# Two new wines just started



## Wade E (Sep 23, 2006)

Just started a Vintners Harvest Marionberry wine and a grape juice
wine. The grape is a 1 gal. that the local store had on sale so I said
the heck with it, lets ferment it. The other a Vintners Harvest wine
base which I thought the flavor was a little weak on so I threw in 1
gal. of blueberry juice to make it a 6 gal. batch. Vintners Harvest has
discontinued the Black Currant which I made before and loved so I went
to buy more when I discovered it had been discontinued.







Also the cranberries are finally back in season! How many lbs. do I need to make a 6 gal. batch anyone.


----------



## jobe05 (Sep 23, 2006)

I would say 2 pounds per gallon. I used 3 pounds per gallon last year, although good, it's tarte, kinda makes ya pucker. I'd stick with 2 pounds next time.


----------



## Wade E (Sep 23, 2006)

Thanks jobe. Looks like I'll have three new wines going very soon.


----------



## jobe05 (Sep 23, 2006)

Wade, I forgot to add that I sweetened mine back with a couple (3) cans of Welches frozen cranberry concentrate. Also ground up a few whole oranges in the food processor along with the cranberries, and a hand full of raisons for body. It was an early drinker after just a couple of months.


----------



## Wade E (Sep 23, 2006)

Oranges huh, not a bad idea jobe.


----------



## linda0210 (Sep 30, 2006)

Jobe, wa that for a 6 gallon batch? What was the SG when you finished?


----------
******
Written problem:
Repeat the winemaking thread above word for word, from "Also the cranberries" to "pounds next time.".

[Element region listings]
******
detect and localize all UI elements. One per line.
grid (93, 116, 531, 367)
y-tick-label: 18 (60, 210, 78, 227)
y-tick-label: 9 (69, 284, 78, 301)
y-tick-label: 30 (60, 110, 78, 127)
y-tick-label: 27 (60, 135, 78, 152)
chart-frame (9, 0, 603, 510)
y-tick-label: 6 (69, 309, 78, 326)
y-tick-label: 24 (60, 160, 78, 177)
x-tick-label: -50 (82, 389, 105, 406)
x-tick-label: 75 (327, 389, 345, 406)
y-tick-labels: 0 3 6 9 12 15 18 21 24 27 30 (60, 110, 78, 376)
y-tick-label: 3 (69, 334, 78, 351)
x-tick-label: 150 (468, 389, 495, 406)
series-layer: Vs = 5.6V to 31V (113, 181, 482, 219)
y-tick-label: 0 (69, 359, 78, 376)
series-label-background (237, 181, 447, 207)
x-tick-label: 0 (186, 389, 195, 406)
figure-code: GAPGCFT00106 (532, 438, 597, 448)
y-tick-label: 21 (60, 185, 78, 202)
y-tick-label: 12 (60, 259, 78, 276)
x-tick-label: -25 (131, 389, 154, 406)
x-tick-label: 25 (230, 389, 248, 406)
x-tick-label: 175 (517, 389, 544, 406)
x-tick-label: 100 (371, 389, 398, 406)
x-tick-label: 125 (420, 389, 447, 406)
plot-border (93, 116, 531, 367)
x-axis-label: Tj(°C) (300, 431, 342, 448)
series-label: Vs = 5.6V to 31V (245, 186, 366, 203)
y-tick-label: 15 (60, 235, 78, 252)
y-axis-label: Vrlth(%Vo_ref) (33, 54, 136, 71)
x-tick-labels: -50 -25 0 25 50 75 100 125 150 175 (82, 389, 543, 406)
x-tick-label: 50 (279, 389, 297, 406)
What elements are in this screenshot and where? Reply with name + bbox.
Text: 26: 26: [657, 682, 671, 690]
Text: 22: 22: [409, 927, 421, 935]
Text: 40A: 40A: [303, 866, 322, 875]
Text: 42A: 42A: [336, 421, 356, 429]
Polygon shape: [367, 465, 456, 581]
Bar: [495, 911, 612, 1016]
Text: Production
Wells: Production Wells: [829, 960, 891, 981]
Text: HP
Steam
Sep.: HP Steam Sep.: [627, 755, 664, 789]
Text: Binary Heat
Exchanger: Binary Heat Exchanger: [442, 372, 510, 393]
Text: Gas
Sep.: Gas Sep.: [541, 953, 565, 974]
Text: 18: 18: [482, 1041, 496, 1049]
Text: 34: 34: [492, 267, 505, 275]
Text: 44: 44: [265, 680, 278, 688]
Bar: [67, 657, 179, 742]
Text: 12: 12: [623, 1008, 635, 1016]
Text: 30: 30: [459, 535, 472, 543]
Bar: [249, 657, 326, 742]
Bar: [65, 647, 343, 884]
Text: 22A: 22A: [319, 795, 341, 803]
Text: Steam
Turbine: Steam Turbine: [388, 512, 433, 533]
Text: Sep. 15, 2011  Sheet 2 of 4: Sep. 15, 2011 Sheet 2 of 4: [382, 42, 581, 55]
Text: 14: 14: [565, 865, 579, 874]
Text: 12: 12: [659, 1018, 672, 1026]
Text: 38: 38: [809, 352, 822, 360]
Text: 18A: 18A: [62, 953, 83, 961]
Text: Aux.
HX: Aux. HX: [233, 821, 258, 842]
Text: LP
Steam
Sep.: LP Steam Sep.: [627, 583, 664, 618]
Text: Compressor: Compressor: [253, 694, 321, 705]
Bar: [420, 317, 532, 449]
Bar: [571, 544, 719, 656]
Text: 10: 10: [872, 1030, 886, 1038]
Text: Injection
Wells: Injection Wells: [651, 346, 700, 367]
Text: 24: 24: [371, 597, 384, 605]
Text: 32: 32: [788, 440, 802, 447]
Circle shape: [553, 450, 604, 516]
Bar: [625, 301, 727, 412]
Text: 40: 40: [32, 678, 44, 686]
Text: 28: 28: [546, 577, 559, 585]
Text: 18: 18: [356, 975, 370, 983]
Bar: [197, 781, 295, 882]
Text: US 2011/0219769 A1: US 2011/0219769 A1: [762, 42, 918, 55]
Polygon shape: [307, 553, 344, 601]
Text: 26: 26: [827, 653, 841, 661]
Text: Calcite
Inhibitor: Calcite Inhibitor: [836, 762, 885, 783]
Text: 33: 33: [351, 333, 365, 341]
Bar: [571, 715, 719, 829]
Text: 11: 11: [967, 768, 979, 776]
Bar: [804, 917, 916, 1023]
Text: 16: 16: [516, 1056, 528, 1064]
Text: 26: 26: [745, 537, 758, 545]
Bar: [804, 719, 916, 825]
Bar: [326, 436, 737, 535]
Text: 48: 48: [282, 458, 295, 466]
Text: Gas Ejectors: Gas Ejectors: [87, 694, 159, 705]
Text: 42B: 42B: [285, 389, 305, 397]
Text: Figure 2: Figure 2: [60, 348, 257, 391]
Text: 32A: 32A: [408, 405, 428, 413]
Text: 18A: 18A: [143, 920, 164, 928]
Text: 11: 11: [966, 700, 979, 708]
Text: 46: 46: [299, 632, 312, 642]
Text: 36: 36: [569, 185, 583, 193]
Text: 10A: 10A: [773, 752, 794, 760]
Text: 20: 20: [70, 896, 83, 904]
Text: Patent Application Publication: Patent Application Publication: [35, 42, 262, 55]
******
Answer for the task:
Also the cranberries are finally back in season! How many lbs. do I need to make a 6 gal. batch anyone.


----------



## jobe05 (Sep 23, 2006)

I would say 2 pounds per gallon. I used 3 pounds per gallon last year, although good, it's tarte, kinda makes ya pucker. I'd stick with 2 pounds next time.